Task:
Find the lines with "huquqining" in them and copy them out.

— start —

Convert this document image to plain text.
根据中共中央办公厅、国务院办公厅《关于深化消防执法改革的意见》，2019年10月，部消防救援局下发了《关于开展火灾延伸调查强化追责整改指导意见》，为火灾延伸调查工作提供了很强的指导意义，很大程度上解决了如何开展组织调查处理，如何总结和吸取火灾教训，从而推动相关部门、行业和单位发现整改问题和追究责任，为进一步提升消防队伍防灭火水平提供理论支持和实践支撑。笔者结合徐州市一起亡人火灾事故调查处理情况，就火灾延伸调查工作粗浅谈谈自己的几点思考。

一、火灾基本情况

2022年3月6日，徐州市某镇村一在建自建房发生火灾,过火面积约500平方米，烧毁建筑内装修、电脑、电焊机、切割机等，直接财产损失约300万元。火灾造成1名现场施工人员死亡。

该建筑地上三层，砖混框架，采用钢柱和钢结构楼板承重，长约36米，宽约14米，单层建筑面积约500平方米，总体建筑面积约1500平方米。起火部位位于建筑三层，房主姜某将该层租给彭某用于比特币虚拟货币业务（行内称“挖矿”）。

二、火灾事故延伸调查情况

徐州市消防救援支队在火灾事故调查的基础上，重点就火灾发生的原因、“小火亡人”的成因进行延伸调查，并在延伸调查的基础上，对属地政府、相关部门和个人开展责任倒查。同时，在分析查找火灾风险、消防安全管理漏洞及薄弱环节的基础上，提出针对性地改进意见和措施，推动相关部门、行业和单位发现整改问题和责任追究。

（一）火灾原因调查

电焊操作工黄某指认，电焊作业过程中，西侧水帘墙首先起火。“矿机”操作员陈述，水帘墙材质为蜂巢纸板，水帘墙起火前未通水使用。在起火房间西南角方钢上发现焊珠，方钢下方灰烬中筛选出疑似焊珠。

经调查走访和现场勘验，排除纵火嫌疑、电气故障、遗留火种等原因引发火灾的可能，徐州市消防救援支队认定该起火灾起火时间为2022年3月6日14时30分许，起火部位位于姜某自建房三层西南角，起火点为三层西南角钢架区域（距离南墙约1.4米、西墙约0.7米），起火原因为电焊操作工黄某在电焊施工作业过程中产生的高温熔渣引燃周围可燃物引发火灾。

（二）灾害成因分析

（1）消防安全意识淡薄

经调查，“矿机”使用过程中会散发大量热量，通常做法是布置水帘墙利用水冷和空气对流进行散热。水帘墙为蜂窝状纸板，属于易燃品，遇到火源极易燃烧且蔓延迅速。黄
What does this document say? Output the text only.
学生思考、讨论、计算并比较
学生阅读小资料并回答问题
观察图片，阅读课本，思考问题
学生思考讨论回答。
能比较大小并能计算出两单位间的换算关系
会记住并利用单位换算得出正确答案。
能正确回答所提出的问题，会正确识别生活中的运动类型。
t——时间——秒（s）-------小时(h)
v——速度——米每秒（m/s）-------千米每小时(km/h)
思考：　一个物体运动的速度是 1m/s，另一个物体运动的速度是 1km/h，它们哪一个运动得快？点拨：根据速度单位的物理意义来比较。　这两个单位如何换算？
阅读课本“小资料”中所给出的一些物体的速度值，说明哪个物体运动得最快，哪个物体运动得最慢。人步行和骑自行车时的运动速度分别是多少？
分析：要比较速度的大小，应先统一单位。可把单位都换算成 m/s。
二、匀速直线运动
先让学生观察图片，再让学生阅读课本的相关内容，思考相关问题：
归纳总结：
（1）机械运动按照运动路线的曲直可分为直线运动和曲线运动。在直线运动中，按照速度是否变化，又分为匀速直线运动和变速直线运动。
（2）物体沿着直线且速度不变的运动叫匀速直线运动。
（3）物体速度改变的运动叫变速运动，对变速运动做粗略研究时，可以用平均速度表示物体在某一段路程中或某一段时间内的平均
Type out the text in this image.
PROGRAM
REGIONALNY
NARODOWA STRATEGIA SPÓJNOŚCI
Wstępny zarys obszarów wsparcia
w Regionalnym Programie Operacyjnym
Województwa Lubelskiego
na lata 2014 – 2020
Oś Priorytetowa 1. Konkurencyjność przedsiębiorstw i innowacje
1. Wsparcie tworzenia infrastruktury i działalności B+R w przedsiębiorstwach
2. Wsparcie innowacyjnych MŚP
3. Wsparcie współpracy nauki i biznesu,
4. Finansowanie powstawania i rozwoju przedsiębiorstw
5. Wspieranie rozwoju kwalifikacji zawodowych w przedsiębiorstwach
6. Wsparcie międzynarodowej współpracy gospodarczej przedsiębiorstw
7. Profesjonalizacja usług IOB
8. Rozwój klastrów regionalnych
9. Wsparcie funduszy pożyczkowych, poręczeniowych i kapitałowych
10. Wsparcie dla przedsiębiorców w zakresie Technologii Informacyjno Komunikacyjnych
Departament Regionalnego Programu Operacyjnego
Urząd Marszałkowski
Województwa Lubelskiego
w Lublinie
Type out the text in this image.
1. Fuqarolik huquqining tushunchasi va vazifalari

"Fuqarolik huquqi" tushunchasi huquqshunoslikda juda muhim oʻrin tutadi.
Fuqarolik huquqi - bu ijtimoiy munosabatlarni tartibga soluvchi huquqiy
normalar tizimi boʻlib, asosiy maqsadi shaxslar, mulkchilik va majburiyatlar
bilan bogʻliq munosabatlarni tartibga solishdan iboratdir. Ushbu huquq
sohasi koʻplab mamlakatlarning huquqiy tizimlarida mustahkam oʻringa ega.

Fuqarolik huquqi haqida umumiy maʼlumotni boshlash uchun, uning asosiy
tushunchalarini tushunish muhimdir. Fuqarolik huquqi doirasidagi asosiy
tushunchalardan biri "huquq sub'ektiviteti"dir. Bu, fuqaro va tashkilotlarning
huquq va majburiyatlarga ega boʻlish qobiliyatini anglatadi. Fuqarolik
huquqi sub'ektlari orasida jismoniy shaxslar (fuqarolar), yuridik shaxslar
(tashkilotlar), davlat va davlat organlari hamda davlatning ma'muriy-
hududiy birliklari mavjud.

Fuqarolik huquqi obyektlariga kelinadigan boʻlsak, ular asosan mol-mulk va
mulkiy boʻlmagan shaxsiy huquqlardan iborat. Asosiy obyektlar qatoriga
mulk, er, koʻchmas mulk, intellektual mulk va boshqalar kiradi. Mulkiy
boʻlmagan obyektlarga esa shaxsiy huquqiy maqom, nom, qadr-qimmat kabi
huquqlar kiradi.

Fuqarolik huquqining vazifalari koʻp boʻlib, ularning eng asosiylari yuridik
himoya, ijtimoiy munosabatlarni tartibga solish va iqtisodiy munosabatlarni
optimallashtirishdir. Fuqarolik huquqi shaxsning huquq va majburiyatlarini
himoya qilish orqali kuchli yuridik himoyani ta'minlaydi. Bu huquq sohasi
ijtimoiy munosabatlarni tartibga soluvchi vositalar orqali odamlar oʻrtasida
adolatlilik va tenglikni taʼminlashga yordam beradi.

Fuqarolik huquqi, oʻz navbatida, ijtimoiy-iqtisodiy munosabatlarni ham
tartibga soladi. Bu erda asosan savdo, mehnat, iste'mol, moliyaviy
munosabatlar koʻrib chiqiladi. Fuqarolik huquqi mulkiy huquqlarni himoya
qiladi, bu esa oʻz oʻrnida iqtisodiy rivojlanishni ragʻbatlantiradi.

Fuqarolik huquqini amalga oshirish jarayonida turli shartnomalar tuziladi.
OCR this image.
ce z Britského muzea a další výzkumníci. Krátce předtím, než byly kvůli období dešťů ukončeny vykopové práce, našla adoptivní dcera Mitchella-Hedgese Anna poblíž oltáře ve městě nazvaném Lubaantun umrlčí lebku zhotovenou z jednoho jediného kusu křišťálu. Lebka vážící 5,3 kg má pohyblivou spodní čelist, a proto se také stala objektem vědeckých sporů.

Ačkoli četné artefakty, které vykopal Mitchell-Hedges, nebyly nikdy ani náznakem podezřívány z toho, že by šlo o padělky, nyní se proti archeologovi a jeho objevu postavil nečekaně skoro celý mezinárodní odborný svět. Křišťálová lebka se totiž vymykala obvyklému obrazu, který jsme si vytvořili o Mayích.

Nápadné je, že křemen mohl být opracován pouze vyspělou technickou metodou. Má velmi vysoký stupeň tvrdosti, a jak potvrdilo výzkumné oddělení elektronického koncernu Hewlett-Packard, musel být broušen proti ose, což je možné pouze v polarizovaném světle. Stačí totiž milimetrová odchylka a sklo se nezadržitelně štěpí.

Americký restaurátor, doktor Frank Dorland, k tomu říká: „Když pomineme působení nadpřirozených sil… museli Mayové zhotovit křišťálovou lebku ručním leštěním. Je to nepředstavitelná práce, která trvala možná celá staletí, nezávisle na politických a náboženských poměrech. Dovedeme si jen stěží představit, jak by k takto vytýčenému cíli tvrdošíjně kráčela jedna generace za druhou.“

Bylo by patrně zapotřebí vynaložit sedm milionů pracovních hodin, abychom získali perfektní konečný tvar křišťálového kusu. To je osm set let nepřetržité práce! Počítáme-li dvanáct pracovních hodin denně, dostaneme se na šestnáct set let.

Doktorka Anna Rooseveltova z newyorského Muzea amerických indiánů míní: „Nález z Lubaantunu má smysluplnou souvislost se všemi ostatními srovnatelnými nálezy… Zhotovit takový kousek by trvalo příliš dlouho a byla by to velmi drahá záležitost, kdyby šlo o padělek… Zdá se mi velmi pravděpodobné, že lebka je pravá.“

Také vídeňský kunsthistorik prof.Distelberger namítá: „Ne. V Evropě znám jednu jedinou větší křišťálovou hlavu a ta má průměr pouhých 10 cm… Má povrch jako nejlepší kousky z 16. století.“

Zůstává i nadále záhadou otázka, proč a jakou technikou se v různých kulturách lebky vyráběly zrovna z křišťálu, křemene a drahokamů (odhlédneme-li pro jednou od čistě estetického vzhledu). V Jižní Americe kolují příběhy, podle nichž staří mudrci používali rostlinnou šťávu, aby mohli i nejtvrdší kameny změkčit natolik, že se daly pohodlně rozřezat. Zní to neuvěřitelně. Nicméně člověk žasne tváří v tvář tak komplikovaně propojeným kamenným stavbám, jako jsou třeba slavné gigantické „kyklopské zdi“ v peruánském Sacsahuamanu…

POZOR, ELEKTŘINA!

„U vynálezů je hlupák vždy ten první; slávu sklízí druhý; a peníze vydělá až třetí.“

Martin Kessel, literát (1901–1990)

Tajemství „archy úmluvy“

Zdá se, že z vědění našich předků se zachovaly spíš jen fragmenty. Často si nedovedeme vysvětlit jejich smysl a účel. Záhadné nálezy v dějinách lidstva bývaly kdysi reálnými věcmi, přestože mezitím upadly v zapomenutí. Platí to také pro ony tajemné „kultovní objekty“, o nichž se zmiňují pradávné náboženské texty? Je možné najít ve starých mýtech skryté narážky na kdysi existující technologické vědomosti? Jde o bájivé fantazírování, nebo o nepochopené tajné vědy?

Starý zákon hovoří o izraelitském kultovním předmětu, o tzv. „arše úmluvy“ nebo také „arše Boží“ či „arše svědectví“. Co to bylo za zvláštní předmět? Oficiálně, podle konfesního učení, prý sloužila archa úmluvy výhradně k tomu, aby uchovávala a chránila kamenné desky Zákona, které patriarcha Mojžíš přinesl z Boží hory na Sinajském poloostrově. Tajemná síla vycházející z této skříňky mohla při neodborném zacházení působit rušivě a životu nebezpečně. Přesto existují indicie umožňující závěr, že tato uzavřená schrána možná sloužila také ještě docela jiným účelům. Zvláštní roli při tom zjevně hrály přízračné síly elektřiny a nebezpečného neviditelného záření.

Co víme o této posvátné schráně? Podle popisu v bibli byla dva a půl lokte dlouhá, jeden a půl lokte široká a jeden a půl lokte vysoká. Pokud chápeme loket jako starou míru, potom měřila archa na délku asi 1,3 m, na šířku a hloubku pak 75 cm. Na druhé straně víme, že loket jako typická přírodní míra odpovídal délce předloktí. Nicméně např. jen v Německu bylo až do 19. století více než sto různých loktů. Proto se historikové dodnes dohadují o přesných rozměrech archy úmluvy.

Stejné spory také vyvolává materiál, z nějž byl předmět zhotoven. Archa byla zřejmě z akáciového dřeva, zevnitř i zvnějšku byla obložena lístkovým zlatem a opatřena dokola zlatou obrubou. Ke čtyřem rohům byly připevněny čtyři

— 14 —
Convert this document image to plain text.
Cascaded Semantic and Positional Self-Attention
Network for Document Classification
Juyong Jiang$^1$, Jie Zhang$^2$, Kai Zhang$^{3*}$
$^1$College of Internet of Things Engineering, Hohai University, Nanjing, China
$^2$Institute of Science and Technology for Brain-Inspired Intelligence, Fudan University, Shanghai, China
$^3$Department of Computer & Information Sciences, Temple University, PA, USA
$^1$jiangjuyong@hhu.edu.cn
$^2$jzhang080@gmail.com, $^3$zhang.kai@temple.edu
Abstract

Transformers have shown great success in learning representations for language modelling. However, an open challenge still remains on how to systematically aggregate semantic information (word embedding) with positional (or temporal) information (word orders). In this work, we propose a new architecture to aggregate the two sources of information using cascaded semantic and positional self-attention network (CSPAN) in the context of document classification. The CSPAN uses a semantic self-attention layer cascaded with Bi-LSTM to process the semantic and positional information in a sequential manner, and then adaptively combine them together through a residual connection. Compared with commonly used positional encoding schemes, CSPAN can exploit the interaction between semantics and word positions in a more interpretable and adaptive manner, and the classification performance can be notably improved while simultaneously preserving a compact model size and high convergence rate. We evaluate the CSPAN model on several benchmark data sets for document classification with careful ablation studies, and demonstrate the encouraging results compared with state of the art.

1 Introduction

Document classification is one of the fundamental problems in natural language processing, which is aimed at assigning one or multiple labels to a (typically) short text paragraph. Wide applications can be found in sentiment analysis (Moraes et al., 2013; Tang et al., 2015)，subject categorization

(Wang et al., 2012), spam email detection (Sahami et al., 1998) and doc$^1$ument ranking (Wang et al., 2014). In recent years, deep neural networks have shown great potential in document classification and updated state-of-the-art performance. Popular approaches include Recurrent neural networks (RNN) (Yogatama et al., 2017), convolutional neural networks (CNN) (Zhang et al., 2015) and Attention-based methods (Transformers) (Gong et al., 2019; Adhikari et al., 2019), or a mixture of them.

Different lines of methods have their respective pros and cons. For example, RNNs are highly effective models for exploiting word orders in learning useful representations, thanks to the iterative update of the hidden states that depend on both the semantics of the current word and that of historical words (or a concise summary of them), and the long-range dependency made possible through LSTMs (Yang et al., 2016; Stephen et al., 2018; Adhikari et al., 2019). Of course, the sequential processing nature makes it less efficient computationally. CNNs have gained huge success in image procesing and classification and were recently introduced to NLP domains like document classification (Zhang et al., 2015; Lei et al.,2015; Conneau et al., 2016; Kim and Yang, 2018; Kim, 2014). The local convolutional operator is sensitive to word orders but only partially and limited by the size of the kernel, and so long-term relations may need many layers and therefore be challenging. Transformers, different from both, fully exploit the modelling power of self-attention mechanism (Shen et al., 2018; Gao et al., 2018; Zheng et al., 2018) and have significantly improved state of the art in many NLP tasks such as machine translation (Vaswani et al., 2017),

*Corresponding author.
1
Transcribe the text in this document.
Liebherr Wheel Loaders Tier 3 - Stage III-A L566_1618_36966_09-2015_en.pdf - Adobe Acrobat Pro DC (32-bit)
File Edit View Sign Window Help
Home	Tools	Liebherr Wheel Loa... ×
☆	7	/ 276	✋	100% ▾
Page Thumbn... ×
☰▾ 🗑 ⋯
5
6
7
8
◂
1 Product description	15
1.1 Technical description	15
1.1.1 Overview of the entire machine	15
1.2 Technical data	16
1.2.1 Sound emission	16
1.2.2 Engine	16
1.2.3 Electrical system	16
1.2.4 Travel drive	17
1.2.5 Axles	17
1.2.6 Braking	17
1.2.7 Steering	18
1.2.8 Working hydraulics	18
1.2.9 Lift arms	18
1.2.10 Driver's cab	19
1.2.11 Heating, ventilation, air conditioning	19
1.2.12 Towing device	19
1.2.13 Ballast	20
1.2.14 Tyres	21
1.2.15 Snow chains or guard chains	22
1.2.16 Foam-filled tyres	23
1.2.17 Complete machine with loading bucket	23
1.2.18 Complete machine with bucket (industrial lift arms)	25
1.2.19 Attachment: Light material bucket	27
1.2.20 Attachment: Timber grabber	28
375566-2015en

— end —

Finished answer:
1. Fuqarolik huquqining tushunchasi va vazifalari
Fuqarolik huquqining vazifalari koʻp boʻlib, ularning eng asosiylari yuridik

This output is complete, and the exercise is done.